# Written task
For every line in the records that has the word "ABCDEF", make a copy.

━━━━━━━━━━━━━━━━━━━━

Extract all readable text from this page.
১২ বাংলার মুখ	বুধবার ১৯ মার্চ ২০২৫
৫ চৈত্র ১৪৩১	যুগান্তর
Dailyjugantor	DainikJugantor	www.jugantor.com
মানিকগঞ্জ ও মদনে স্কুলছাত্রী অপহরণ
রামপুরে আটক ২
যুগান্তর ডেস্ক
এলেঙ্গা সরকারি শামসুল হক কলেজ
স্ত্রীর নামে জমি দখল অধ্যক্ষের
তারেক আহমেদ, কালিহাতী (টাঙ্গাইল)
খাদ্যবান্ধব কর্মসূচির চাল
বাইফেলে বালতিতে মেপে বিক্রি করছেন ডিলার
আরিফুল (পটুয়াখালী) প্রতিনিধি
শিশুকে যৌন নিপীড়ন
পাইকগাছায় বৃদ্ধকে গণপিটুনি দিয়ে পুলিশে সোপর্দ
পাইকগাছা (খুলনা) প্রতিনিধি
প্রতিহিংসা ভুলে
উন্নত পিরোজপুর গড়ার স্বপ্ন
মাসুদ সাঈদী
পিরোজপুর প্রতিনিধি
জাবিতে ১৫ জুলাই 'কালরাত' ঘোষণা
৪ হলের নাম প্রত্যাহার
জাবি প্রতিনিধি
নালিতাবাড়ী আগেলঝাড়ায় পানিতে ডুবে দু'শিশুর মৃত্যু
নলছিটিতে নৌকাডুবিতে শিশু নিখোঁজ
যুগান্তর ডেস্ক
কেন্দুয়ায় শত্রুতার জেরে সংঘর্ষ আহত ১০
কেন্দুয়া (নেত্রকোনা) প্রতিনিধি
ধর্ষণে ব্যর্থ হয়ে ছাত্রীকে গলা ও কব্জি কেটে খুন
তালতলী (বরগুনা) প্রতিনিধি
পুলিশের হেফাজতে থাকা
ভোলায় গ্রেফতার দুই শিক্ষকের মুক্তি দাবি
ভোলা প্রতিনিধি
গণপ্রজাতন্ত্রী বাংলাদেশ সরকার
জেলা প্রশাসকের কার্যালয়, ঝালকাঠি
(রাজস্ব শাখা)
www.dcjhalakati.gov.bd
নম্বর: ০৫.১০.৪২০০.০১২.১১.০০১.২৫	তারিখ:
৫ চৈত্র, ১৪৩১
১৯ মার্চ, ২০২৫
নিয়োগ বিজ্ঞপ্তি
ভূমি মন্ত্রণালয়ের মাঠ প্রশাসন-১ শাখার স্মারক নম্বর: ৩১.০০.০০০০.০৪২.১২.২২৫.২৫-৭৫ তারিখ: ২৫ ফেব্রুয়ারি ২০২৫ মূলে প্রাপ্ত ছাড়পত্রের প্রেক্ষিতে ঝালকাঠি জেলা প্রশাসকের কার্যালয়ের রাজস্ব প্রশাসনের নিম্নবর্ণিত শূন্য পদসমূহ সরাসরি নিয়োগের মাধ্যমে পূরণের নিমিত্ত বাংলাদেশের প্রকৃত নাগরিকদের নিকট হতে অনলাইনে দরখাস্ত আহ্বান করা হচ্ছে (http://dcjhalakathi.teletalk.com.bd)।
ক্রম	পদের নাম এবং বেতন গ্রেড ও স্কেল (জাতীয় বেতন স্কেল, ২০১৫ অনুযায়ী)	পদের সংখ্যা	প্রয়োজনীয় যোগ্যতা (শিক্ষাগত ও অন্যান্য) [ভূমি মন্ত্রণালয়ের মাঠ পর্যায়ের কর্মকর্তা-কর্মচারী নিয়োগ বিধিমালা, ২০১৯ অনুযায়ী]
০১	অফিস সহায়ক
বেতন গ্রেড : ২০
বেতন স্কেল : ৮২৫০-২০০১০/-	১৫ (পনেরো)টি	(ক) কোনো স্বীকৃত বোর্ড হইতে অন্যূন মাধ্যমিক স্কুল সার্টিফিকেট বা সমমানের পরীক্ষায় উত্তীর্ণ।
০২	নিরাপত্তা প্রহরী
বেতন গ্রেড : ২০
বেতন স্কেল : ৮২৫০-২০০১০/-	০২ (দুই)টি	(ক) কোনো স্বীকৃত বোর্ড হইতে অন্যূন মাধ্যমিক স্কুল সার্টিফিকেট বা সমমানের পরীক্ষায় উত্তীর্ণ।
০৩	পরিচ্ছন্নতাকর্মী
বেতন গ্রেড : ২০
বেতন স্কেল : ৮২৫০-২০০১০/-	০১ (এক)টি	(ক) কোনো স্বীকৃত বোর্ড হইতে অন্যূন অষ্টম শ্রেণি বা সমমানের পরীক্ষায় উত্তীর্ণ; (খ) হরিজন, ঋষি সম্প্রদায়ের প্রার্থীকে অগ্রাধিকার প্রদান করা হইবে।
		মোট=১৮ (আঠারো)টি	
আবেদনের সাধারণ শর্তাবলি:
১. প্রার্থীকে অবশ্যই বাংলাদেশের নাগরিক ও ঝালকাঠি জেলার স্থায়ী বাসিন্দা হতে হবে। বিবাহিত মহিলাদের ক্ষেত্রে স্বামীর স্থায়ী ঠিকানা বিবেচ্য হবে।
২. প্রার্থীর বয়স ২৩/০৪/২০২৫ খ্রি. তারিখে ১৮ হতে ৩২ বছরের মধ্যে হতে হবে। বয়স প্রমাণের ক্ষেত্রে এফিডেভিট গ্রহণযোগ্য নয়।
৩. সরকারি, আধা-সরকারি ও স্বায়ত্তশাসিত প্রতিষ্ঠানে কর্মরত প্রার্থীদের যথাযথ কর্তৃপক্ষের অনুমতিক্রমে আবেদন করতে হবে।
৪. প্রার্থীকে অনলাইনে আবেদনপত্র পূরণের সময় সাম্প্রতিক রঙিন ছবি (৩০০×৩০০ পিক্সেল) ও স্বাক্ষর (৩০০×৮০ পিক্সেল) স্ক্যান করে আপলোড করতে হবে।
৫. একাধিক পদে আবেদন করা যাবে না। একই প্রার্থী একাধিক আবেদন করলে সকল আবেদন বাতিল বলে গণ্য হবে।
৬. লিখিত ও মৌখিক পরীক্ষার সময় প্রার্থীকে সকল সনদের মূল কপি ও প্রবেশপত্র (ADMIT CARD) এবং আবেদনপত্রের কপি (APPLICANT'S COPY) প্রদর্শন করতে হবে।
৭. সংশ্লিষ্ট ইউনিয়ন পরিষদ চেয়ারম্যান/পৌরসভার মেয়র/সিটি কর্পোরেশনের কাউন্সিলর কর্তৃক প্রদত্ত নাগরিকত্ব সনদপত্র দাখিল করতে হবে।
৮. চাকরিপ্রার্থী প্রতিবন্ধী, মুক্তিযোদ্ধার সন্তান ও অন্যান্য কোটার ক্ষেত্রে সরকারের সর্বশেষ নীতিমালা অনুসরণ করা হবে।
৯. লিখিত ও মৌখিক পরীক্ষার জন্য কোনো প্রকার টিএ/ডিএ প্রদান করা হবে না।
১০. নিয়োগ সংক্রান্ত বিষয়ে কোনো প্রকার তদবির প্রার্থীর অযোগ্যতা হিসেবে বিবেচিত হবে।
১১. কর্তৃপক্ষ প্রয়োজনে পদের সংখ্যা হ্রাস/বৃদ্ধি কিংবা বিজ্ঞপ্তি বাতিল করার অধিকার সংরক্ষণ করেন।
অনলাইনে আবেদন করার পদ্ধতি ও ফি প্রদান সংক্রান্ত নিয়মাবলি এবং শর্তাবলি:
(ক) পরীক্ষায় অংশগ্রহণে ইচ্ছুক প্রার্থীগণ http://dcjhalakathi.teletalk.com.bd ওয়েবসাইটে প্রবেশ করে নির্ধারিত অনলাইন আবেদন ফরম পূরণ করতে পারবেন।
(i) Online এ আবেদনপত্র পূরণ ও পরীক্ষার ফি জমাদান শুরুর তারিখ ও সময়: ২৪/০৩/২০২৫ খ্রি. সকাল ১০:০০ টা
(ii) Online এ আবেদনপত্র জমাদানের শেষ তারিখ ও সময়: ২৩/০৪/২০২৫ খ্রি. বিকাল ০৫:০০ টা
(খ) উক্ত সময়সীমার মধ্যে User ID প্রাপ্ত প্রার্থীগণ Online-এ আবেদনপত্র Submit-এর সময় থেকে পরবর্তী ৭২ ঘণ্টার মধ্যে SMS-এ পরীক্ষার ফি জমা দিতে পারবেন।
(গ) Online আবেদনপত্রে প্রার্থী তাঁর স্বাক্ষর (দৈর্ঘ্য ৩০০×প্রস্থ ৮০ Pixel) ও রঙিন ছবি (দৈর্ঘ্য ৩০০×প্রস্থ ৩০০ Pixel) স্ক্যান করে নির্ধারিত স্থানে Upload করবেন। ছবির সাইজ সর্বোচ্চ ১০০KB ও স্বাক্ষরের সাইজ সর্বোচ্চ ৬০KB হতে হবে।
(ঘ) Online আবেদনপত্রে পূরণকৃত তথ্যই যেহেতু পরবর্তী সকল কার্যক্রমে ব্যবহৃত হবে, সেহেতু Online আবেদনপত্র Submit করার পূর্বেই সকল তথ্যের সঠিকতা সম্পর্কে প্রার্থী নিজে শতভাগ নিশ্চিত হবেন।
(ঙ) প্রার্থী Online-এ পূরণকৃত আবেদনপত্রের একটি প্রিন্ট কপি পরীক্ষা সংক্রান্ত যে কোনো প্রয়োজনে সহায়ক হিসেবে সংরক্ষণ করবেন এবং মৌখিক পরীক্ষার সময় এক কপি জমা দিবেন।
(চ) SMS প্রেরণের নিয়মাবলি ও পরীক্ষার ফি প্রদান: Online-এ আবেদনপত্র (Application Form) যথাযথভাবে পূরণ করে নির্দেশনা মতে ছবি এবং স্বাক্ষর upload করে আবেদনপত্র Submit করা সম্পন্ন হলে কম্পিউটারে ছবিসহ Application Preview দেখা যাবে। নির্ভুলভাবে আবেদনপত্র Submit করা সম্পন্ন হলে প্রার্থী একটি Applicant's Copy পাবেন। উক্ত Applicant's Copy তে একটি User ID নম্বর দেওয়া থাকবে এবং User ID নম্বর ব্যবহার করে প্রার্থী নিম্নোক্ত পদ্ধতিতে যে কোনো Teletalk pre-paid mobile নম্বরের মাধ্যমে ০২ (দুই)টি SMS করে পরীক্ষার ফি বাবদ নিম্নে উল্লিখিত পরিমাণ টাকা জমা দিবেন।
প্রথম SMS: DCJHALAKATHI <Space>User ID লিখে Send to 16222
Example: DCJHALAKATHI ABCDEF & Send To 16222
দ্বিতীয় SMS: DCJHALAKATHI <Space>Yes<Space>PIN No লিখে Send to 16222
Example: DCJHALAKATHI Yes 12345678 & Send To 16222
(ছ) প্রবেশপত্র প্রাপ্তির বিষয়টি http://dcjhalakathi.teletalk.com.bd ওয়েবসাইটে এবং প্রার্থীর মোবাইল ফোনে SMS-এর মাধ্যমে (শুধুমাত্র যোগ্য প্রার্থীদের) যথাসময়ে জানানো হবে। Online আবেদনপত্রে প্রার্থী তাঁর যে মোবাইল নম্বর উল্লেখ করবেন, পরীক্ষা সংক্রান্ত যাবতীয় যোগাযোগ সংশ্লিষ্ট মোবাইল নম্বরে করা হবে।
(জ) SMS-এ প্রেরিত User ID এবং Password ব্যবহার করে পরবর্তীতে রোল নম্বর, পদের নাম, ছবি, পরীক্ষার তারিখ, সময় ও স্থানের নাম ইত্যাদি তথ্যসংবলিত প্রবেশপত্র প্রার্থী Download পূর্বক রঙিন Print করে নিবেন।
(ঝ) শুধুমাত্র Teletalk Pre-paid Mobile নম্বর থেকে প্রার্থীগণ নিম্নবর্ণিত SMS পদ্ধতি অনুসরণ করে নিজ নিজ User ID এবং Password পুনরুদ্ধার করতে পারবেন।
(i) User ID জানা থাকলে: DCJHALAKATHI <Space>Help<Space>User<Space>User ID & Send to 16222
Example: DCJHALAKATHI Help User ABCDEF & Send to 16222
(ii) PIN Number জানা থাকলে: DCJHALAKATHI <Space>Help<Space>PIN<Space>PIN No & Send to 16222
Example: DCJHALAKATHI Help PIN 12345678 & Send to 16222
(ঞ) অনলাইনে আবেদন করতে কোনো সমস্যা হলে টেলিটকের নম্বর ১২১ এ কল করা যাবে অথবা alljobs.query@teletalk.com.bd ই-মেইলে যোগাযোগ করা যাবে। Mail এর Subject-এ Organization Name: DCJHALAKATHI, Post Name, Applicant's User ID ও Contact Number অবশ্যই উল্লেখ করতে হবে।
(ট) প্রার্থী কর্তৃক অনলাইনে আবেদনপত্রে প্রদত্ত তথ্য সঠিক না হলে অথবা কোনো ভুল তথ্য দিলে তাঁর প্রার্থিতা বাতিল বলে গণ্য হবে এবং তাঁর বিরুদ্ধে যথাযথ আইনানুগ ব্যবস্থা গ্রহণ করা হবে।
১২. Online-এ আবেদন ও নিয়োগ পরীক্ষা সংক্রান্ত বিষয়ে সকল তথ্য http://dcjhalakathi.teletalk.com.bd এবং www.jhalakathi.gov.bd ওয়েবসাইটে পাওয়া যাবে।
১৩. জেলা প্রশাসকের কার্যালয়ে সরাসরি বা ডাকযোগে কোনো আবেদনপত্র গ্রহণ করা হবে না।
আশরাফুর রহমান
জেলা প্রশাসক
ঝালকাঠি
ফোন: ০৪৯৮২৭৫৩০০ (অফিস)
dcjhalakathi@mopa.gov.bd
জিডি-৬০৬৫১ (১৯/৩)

━━━━━━━━━━━━━━━━━━━━

# Final answer
Example: DCJHALAKATHI ABCDEF & Send To 16222
Example: DCJHALAKATHI Help User ABCDEF & Send to 16222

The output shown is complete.